━━━ RECORDS FOR THE EXERCISE
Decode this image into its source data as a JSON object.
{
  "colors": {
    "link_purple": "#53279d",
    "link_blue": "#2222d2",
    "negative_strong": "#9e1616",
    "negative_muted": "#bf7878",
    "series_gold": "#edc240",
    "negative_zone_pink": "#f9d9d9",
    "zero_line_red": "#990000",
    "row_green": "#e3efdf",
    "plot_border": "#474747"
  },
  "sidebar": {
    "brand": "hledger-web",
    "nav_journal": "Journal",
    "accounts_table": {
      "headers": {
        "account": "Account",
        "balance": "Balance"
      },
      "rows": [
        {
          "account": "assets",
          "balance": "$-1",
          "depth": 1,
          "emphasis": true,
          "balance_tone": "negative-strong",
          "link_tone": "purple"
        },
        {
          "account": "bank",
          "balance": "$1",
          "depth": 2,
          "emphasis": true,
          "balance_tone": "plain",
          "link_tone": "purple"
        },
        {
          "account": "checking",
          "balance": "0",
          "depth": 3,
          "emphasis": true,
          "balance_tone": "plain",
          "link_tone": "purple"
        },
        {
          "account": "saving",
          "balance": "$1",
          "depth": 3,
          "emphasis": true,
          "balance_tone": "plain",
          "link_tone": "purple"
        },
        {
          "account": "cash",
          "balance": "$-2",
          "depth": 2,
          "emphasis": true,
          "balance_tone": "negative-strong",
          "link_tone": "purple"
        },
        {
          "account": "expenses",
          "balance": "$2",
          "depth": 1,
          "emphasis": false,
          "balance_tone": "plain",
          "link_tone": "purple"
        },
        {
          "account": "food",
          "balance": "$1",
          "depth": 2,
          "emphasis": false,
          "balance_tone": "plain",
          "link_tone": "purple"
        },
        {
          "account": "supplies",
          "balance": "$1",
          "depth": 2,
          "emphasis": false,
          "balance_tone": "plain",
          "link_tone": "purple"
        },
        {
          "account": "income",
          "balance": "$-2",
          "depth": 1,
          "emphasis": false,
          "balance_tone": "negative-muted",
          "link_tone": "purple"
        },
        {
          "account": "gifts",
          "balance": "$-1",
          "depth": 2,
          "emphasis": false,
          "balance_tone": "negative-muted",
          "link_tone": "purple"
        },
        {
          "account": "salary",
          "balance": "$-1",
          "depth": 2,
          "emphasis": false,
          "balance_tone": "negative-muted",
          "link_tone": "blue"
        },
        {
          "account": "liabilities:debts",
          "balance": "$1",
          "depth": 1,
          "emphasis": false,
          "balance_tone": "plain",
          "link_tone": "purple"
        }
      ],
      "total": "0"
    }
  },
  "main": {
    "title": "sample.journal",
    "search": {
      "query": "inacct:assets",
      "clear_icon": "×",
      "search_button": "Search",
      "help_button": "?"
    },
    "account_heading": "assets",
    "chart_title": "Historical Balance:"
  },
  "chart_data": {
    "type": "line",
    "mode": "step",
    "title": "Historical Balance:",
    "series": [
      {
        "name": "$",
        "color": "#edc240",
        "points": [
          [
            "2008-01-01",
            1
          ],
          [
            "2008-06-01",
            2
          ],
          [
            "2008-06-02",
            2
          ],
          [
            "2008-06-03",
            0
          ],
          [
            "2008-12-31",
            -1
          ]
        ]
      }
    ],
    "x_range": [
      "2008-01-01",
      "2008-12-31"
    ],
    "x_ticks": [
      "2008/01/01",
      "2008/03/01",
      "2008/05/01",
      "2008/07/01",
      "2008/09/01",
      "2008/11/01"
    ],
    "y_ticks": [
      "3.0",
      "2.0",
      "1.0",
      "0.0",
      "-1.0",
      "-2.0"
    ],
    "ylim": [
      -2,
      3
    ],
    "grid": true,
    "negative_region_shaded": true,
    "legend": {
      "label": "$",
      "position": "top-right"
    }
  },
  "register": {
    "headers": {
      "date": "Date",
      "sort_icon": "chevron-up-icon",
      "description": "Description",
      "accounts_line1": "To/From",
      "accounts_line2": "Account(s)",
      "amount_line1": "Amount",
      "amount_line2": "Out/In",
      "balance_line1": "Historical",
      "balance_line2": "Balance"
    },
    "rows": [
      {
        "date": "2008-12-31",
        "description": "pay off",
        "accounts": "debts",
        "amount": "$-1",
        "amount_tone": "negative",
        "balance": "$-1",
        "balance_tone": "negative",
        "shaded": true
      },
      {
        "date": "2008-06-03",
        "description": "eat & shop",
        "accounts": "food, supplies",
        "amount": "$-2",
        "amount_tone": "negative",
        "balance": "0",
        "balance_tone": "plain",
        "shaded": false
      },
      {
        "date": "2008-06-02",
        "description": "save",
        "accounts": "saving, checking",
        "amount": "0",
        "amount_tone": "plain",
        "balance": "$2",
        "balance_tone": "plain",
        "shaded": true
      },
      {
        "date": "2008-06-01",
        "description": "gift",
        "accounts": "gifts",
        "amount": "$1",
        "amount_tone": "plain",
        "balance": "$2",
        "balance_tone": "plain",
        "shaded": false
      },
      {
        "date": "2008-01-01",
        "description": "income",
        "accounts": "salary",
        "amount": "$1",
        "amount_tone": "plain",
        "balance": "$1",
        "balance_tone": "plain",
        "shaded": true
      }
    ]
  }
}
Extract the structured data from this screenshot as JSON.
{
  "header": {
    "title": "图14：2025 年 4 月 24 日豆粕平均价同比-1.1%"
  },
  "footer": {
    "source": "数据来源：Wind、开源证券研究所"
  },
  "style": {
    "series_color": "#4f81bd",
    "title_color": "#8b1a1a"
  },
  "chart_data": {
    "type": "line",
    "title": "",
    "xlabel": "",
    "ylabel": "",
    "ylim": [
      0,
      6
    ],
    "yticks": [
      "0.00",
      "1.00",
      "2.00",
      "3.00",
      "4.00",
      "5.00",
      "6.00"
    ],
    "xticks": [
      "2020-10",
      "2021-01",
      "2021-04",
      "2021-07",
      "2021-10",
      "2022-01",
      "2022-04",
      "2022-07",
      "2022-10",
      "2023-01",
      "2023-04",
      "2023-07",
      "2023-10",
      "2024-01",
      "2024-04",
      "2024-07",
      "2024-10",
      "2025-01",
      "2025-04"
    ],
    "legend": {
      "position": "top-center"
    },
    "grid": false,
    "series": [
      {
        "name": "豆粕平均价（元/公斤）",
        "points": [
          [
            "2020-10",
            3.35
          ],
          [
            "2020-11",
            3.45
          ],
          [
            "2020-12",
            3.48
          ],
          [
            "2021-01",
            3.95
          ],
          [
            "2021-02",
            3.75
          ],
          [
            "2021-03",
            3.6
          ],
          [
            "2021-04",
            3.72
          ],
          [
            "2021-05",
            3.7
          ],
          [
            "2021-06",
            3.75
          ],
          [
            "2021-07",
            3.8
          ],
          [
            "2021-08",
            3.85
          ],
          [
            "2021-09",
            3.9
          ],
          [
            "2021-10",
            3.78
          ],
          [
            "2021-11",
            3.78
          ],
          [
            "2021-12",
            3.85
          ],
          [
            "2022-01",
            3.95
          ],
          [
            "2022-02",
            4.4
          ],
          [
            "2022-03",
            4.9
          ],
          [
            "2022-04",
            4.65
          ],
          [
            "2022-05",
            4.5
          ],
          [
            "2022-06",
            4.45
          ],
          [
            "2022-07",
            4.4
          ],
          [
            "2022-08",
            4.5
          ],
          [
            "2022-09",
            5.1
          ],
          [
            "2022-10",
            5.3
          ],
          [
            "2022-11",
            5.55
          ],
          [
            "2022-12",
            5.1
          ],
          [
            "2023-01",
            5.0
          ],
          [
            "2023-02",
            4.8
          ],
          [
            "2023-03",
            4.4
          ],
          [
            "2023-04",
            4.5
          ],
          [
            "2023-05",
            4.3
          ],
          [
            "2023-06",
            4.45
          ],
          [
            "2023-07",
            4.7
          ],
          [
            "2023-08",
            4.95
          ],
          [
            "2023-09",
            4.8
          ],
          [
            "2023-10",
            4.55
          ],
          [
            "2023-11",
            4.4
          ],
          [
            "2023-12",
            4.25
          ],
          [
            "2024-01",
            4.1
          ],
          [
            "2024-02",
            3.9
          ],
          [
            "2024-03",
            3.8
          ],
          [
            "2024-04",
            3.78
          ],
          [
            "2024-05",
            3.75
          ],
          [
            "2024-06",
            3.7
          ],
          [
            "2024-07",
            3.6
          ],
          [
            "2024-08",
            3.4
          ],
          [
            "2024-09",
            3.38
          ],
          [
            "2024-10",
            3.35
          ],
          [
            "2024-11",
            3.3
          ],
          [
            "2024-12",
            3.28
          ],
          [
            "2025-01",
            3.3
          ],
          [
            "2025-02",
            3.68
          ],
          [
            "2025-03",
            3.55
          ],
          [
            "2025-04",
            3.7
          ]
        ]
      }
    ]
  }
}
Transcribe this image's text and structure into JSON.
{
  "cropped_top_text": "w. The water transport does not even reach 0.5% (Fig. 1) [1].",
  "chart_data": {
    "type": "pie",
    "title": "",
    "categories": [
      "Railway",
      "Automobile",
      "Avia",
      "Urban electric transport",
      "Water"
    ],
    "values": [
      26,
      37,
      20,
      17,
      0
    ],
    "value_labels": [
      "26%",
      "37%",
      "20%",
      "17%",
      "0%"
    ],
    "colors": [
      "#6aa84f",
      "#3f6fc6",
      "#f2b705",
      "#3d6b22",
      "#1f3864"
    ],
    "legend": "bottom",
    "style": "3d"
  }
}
━━━━━━
■ PROMPT
Of all the lines above, how many contain "source"? Give the number and nothing more.

■ OUTPUT OF THE TASK
2